• **WHAT YOU ARE ASKED TO DO**: Wherever the word "para" appears in a line, copy that line.
--- Begin EXTRACTED ENTRIES ---
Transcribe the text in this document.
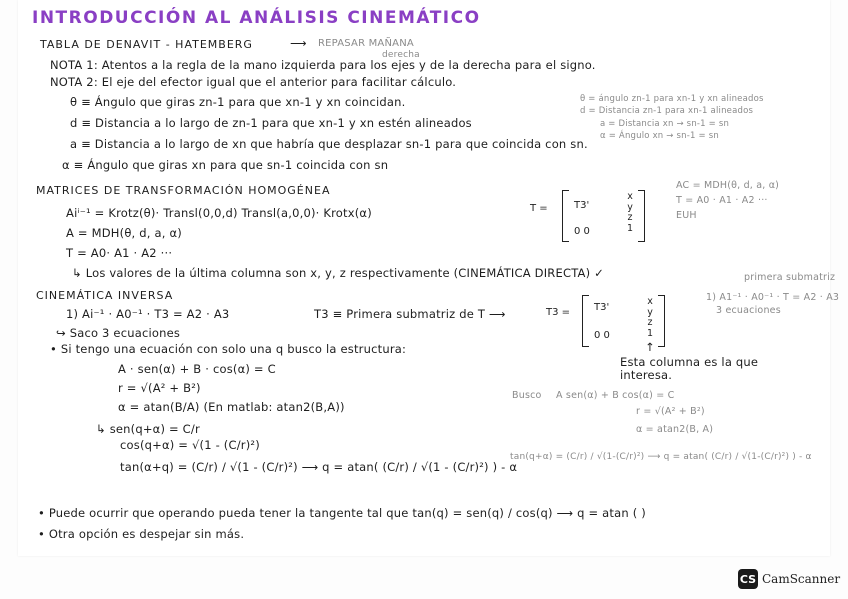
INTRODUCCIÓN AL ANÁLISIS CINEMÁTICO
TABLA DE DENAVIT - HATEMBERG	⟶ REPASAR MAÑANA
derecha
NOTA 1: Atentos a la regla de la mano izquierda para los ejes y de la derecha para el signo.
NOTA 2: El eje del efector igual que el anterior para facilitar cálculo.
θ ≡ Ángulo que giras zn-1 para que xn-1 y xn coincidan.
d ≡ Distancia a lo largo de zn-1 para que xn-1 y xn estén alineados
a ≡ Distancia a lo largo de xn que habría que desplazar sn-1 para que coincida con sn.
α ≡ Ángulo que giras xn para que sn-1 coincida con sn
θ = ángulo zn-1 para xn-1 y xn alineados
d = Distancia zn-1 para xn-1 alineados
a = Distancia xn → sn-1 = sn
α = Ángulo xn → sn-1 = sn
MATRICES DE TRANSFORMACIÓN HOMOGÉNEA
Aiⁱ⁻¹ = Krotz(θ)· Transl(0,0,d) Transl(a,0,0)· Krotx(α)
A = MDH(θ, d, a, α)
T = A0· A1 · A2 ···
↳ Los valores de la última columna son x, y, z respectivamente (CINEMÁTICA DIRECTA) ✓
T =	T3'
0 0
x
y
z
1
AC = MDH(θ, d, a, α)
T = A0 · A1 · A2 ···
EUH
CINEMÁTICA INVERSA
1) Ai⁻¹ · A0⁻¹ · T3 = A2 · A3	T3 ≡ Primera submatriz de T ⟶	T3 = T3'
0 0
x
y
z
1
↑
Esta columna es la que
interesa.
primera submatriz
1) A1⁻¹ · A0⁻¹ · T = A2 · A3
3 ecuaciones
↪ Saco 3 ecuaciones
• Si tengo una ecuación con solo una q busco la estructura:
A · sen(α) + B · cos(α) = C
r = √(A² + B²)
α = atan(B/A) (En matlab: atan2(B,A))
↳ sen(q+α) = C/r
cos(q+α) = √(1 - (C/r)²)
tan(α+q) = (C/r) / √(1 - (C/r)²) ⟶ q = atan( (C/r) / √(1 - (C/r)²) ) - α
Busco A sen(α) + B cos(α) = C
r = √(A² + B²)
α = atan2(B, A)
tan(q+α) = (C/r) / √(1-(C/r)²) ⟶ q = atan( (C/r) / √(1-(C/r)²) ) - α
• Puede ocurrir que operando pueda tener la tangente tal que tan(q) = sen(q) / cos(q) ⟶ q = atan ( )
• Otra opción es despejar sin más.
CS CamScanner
--- End EXTRACTED ENTRIES ---
• **OUTPUT**:
NOTA 1: Atentos a la regla de la mano izquierda para los ejes y de la derecha para el signo.
NOTA 2: El eje del efector igual que el anterior para facilitar cálculo.
θ ≡ Ángulo que giras zn-1 para que xn-1 y xn coincidan.
d ≡ Distancia a lo largo de zn-1 para que xn-1 y xn estén alineados
a ≡ Distancia a lo largo de xn que habría que desplazar sn-1 para que coincida con sn.
α ≡ Ángulo que giras xn para que sn-1 coincida con sn
θ = ángulo zn-1 para xn-1 y xn alineados
d = Distancia zn-1 para xn-1 alineados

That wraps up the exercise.